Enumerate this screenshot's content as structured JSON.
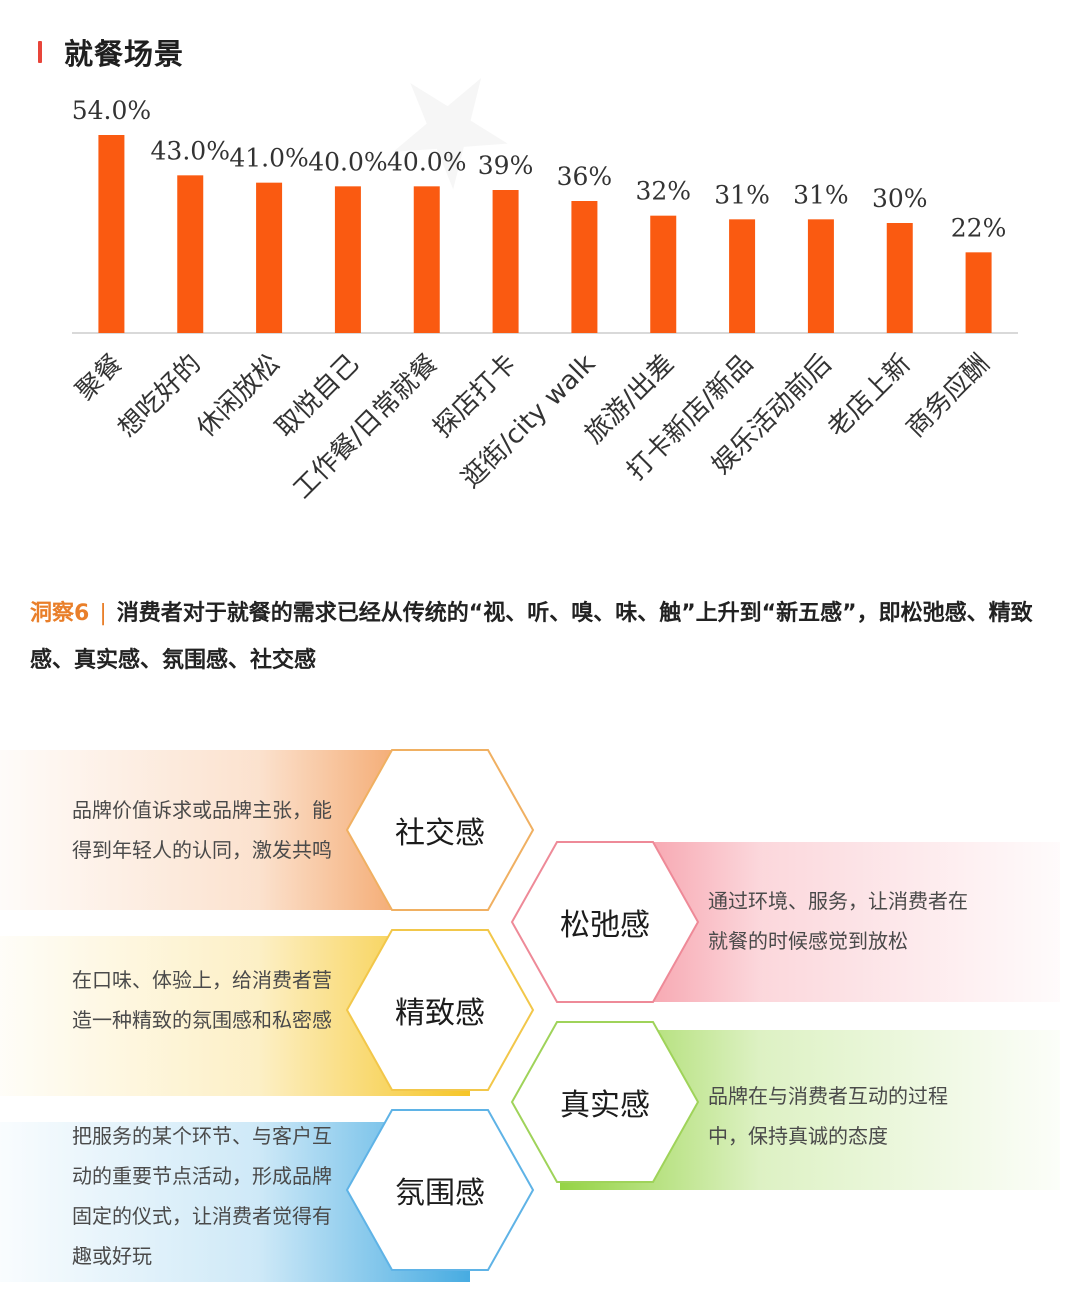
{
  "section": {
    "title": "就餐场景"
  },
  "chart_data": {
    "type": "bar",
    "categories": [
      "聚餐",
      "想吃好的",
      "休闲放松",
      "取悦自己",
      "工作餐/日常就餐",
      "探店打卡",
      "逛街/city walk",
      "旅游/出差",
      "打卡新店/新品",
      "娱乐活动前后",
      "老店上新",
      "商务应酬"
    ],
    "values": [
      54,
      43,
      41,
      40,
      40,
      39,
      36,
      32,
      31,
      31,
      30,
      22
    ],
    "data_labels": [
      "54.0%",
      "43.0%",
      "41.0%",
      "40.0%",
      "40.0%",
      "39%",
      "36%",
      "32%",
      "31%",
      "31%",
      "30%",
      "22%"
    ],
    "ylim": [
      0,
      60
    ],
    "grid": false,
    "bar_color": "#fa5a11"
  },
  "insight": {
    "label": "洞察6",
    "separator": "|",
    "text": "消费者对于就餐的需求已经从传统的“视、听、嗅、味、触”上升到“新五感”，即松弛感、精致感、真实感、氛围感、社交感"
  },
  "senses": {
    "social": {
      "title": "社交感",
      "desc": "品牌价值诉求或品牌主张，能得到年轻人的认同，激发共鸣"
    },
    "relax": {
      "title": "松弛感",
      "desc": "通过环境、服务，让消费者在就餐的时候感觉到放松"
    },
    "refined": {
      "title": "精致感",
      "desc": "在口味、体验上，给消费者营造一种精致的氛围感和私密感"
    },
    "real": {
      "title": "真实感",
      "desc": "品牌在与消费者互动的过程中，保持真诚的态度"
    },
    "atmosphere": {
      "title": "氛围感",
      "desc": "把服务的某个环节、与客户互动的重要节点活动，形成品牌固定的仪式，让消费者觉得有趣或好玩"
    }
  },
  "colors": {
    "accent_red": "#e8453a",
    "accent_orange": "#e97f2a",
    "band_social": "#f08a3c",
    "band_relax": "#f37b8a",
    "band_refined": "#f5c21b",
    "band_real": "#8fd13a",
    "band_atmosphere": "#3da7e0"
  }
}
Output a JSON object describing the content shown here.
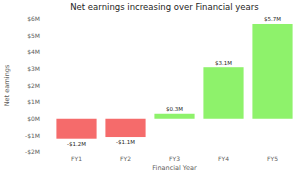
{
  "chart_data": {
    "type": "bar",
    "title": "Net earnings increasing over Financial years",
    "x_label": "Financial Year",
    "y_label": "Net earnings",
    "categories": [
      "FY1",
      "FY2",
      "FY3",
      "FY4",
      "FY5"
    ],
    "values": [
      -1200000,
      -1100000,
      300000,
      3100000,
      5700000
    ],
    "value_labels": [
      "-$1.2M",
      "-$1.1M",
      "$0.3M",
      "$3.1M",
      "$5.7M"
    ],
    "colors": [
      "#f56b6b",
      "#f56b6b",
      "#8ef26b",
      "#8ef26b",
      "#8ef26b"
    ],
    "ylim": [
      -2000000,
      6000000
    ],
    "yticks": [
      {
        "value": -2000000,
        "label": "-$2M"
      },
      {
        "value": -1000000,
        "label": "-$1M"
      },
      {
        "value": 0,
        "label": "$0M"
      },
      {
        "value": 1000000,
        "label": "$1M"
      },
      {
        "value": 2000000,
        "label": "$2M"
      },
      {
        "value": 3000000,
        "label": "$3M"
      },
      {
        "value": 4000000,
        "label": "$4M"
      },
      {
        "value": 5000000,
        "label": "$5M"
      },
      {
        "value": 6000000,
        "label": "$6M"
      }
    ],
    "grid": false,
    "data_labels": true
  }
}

Problem requirements:
Copy each line of the records above that carries the word "Financial".

Completed task:
    "title": "Net earnings increasing over Financial years",
    "x_label": "Financial Year",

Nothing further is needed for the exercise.